Written exercise: Copy out the complete listing, word for word.

Data:
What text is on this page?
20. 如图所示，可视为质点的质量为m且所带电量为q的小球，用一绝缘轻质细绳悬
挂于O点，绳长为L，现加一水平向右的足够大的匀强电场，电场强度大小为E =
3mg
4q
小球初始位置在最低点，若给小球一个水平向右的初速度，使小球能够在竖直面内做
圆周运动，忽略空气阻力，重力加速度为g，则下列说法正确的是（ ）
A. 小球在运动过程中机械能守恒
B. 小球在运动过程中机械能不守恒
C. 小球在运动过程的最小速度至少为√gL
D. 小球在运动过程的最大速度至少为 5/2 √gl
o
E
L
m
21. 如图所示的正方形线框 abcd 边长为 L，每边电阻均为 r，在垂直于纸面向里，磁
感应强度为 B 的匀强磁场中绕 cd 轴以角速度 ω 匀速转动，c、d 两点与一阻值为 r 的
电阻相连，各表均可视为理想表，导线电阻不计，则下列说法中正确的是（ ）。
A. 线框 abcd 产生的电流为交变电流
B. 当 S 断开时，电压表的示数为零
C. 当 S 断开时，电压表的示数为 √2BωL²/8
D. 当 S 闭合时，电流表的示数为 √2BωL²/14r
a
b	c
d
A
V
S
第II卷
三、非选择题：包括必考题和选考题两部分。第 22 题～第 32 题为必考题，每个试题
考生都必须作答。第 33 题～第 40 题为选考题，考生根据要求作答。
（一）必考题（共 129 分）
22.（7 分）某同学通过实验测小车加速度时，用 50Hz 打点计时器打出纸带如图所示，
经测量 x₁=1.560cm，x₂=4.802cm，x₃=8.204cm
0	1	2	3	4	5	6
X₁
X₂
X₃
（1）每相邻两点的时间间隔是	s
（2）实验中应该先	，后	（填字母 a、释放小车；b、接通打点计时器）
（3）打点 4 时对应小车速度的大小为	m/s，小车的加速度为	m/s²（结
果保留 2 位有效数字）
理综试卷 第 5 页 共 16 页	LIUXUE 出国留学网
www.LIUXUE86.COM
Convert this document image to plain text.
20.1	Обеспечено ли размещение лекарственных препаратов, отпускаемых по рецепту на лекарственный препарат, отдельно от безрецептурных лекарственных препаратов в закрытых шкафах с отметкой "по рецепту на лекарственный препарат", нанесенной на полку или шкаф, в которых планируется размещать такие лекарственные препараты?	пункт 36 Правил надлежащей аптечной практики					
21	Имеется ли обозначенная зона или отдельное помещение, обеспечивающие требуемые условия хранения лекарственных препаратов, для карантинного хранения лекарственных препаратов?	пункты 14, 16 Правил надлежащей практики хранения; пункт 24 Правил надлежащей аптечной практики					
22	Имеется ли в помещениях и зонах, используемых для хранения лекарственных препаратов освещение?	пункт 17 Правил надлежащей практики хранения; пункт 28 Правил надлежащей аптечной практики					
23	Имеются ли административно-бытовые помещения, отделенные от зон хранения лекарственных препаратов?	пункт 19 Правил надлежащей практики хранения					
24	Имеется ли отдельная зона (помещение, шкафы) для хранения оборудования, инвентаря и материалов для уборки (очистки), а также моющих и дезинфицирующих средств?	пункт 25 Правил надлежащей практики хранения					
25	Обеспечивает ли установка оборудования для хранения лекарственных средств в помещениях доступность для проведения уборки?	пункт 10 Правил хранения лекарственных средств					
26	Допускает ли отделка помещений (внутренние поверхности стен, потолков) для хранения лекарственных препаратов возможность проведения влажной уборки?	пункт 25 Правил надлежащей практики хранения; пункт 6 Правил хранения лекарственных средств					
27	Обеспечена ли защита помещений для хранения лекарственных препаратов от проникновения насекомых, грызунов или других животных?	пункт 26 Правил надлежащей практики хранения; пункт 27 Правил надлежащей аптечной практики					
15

Result of the exercise:
What text is on this page?
20. 如图所示，可视为质点的质量为m且所带电量为q的小球，用一绝缘轻质细绳悬
挂于O点，绳长为L，现加一水平向右的足够大的匀强电场，电场强度大小为E =
3mg
4q
小球初始位置在最低点，若给小球一个水平向右的初速度，使小球能够在竖直面内做
圆周运动，忽略空气阻力，重力加速度为g，则下列说法正确的是（ ）
A. 小球在运动过程中机械能守恒
B. 小球在运动过程中机械能不守恒
C. 小球在运动过程的最小速度至少为√gL
D. 小球在运动过程的最大速度至少为 5/2 √gl
o
E
L
m
21. 如图所示的正方形线框 abcd 边长为 L，每边电阻均为 r，在垂直于纸面向里，磁
感应强度为 B 的匀强磁场中绕 cd 轴以角速度 ω 匀速转动，c、d 两点与一阻值为 r 的
电阻相连，各表均可视为理想表，导线电阻不计，则下列说法中正确的是（ ）。
A. 线框 abcd 产生的电流为交变电流
B. 当 S 断开时，电压表的示数为零
C. 当 S 断开时，电压表的示数为 √2BωL²/8
D. 当 S 闭合时，电流表的示数为 √2BωL²/14r
a
b	c
d
A
V
S
第II卷
三、非选择题：包括必考题和选考题两部分。第 22 题～第 32 题为必考题，每个试题
考生都必须作答。第 33 题～第 40 题为选考题，考生根据要求作答。
（一）必考题（共 129 分）
22.（7 分）某同学通过实验测小车加速度时，用 50Hz 打点计时器打出纸带如图所示，
经测量 x₁=1.560cm，x₂=4.802cm，x₃=8.204cm
0	1	2	3	4	5	6
X₁
X₂
X₃
（1）每相邻两点的时间间隔是	s
（2）实验中应该先	，后	（填字母 a、释放小车；b、接通打点计时器）
（3）打点 4 时对应小车速度的大小为	m/s，小车的加速度为	m/s²（结
果保留 2 位有效数字）
理综试卷 第 5 页 共 16 页	LIUXUE 出国留学网
www.LIUXUE86.COM
Convert this document image to plain text.
20.1	Обеспечено ли размещение лекарственных препаратов, отпускаемых по рецепту на лекарственный препарат, отдельно от безрецептурных лекарственных препаратов в закрытых шкафах с отметкой "по рецепту на лекарственный препарат", нанесенной на полку или шкаф, в которых планируется размещать такие лекарственные препараты?	пункт 36 Правил надлежащей аптечной практики					
21	Имеется ли обозначенная зона или отдельное помещение, обеспечивающие требуемые условия хранения лекарственных препаратов, для карантинного хранения лекарственных препаратов?	пункты 14, 16 Правил надлежащей практики хранения; пункт 24 Правил надлежащей аптечной практики					
22	Имеется ли в помещениях и зонах, используемых для хранения лекарственных препаратов освещение?	пункт 17 Правил надлежащей практики хранения; пункт 28 Правил надлежащей аптечной практики					
23	Имеются ли административно-бытовые помещения, отделенные от зон хранения лекарственных препаратов?	пункт 19 Правил надлежащей практики хранения					
24	Имеется ли отдельная зона (помещение, шкафы) для хранения оборудования, инвентаря и материалов для уборки (очистки), а также моющих и дезинфицирующих средств?	пункт 25 Правил надлежащей практики хранения					
25	Обеспечивает ли установка оборудования для хранения лекарственных средств в помещениях доступность для проведения уборки?	пункт 10 Правил хранения лекарственных средств					
26	Допускает ли отделка помещений (внутренние поверхности стен, потолков) для хранения лекарственных препаратов возможность проведения влажной уборки?	пункт 25 Правил надлежащей практики хранения; пункт 6 Правил хранения лекарственных средств					
27	Обеспечена ли защита помещений для хранения лекарственных препаратов от проникновения насекомых, грызунов или других животных?	пункт 26 Правил надлежащей практики хранения; пункт 27 Правил надлежащей аптечной практики					
15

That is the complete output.